During MH we used \(k = 8\) splits, thus we are not assuming any knowledge about how many splits there truly are in the data, only that there are a maximum of eight. We ran 100,000 iterations, throwing away the first 50,000 samples as burn-in. A greedy thick-thinning algorithm for learning the BN structures was used (Heckerman 1995), where the log marginal likelihood was the target to improve.

We ran 250 iterations of Bayesian optimisation using the radial basis kernel with \(c = 2.0\), and the upper confidence bound criterion acquisition function using \(\eta = 5\). The objective function was the average accuracy over 1000 resamples.

5.3.1 Synthetic data

For the synthetic data we used the generated learning datasets to learn a GBN for each transition structure, and then used the 100 testing datasets to compute the accuracy of the learnt GBNs, following the description in Sect. 4.3.2. We shall report the location of the identified regime transitions, and compare them with the true locations, as well as the average accuracy of the GBNs over the test datasets. For comparative reasons, we also learnt a standard HMM using each one of the training datasets, and calculated the state probabilities given all data. Since we knew how many regimes there were in the synthetic datasets, we fixed the number of states during the learning of the HMM, rather than employing a cross-validation scheme to also learn this number. We however emphasise that no such advantage was given to the learning of GBNs.

5.3.2 Real world data

In order to count the number of regime transitions for which there is an evident cause, we created the following three criteria. If a regime transitioned happened in conjunction with an event for which any of the criteria are satisfied, then the cause was considered evident:

  1. 1.

    An injury to the player—We expect a player to play differently a period after an injury, thus if a regime transition coincides with an injury we count it as a transition where the cause is known.Footnote 5

  2. 2.

    The player being traded—When a player moves to a new team there is a good chance that the player needs to learn a new system, new coaching and may need time to adjust. While the trade itself may not be the cause, a transition in conjunction with a trade is to some degree explained by the trade\(^{5}\).

  3. 3.

    The beginning of a new season—A new season usually brings new players to a team, sometimes new managers and coaches, new strategies are put in place, etc. A regime transition early in the season is therefore considered to be explained by these changes.

From these criteria it should be understood that transitions not counted towards the evident reasons are those where a transition occurs mid season, without a major injury or trade. The reason for such a transition may be clear for the managers and coaches, since they have access to data that the public has not, however they may also be unaware of these transitions, and identifying the transitions allows for analysis of what may have caused them. It is precisely here that our procedure adds value to the decision making by managers and coaches, discovering transitions that may have been unintentional or the result of multiple events and decisions.

-*-

• [SET TASK A]
Answer these questions from the excerpt on regime transitions:
(i) How many MH iterations were run, and how many samples were discarded as burn-in?
(ii) What objective function was used in the Bayesian optimisation?
(iii) Which three events make the cause of a regime transition count as evident?
• [SET TASK B]
Carry the excerpt on regime transitions forward from its last sentence.
The material further down the page is separate from the excerpt on regime transitions.

• [SOURCE MATERIAL]
-*-

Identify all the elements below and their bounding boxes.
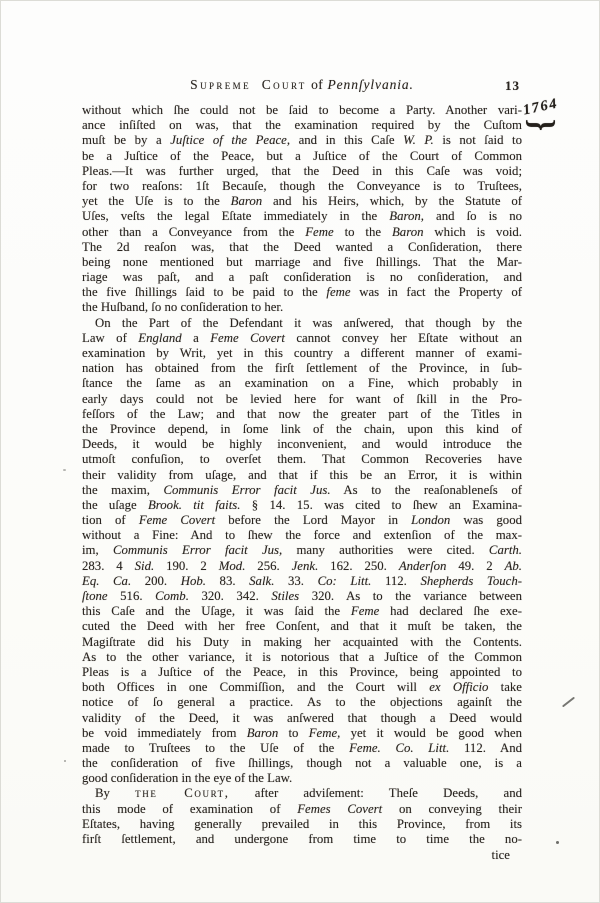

-*-

• [EXERCISE RESULT A]
(i) 100,000 iterations were run, and the first 50,000 samples were discarded as burn-in.
(ii) The average accuracy over 1000 resamples.
(iii) An injury to the player, the player being traded, and the beginning of a new season.

• [EXERCISE RESULT B]
5.4 Results and discussion

We will divide this section into four parts. In the first part we will account for the performance of the GBN learning using the synthetic datasets. In the second part we will give a summary view of the GBNs that were learnt for the 30 sampled players, and then immediately discuss our findings in relation to this sample. Thereafter we will look at two players in more detail. This detailed analysis allows us to show the GBNs that were learnt, as well as discuss the regime transitions which we can explain and which we cannot. Finally, we will end this section with a discussion regarding the representational power of GBNs versus BNs.

Table 2 Location of identified regime transitions during GBN learning using synthetic data
Table 3 Accuracy of learnt GBNs

5.4.1 Synthetic data

In Table 2 we present the true regime transition locations in the synthetic data, the locations identified using the proposed learning algorithm, and the difference between the two. The three structures are the ones presented in “Appendix B”. As is evident from the table, the proposed learning algorithm identifies well the true locations, as the differences are relatively small. The merging procedure of the learning algorithm was also able to correctly identify the regime transition structures in all three cases. The standard HMM that we also learnt using the synthetic data was however not as successful, the results for which we defer to “Appendix C”.

Turning our attention to Table 3, we present the optimised \(\tau \) and \(\theta \) values for each structure, along with the average and minimum accuracy achieved over the 100 test datasets. As is evident, the average accuracy is high, however since the minimum for Structure 2 was lower, we also counted the number of times the accuracy was below 0.9 and 0.8. From the table we can tell that such occurrences were few.

All in all, these results show that the proposed learning algorithm is capable of correctly identifying regime transition structures, and that the resulting GBN can be used to accurately identify the current regime. This is consistent with a more extensive evaluation on synthetic data that we have completed (Bendtsen 2017).

5.4.2 Summary view

Table 4 Summary view of the GBNs learnt for a sample of baseball players

For each baseball player analysed we present a summary of the GBN learnt in Table 4. In the table we first present the player’s name, followed by the number of nonzero \(\delta \)s identified, i.e. the number of transitions. The table continues with the number of BNs contained in the GBN, and a Boolean value representing whether or not there were reoccurring regimes in the GBN, i.e. if the GBN contains directed cycles. The third to last column is the number of regime transitions for which we could find an evident cause, and the number for which we could not. The last two columns are the \(\tau \) and \(\theta \) values determined during optimisation of the gate parameters.

The first observation we make is the fact that there certainly are regimes in the data, using a single BN to represent a player’s career is not preferred for any of the players. What is further interesting is that, for all but two players, the regimes are not structured in a chain, but the regimes rather reoccur. While we expect any sportsperson to change the way they play their respective game throughout their career, be it due to increasing skill or age, it is not necessarily obvious why we find that some players revert back to previous regimes. Though highly speculative at this point, transitioning into one regime and then transitioning back may be due to strategic decisions by the manager or coach, or due to injury, since players may be playing more cautiously while receiving treatment.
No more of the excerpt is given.